___ Provided information ___
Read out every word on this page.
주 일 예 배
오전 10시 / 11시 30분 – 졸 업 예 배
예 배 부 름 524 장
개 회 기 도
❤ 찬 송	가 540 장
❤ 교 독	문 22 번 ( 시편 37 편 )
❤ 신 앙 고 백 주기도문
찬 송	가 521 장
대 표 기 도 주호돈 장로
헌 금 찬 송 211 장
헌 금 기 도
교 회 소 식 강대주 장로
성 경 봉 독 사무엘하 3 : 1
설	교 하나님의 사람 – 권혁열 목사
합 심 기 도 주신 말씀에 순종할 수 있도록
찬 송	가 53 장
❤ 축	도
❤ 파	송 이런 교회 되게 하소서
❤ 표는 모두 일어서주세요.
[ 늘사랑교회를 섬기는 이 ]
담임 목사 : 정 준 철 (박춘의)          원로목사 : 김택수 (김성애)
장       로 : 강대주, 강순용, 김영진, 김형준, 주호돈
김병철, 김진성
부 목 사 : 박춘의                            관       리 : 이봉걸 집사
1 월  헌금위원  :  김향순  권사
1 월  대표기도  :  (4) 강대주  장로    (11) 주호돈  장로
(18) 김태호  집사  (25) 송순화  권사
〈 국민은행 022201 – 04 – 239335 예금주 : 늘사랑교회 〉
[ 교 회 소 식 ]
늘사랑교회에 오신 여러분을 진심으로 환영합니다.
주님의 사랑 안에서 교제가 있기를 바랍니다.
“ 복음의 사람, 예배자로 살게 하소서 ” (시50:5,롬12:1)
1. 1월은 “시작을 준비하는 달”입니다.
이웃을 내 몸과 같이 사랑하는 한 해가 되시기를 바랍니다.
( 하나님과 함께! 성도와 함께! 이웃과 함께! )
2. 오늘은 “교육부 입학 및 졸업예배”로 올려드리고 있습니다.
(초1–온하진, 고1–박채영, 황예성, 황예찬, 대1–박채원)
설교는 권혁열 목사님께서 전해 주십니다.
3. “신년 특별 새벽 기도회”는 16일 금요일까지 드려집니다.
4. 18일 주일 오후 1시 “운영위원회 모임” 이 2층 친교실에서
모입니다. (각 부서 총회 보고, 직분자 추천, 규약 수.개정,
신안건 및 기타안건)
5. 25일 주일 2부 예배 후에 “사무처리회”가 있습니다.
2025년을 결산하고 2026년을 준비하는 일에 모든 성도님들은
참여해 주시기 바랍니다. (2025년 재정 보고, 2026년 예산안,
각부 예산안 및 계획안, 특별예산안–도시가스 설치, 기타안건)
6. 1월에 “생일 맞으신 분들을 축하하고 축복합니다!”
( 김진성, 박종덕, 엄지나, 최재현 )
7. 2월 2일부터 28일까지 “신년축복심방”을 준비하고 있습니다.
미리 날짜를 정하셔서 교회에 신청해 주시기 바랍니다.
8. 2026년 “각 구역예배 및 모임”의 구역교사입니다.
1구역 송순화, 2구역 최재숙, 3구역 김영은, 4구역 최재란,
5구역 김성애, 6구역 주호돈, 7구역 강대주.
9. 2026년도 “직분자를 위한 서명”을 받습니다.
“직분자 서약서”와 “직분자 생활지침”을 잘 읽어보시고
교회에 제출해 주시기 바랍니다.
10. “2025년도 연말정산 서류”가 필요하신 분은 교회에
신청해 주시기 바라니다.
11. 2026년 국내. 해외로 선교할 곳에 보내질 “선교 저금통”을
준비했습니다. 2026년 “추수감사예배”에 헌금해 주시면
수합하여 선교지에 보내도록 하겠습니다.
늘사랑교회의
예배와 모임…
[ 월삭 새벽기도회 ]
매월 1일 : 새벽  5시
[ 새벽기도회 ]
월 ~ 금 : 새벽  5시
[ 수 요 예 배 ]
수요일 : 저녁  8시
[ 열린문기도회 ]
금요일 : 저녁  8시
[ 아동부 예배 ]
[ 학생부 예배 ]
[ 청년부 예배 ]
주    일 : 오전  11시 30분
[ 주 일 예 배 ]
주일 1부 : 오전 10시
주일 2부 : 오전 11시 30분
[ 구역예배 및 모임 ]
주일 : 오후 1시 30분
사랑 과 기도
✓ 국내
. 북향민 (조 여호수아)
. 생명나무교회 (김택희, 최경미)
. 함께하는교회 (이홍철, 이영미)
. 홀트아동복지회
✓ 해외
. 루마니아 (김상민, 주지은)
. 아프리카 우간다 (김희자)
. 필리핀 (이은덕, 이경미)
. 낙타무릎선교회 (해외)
___
[What to do]: Search the entries for "기타안건" and copy out each line that has it.

[Worked answer]:
신안건 및 기타안건)
각부 예산안 및 계획안, 특별예산안–도시가스 설치, 기타안건)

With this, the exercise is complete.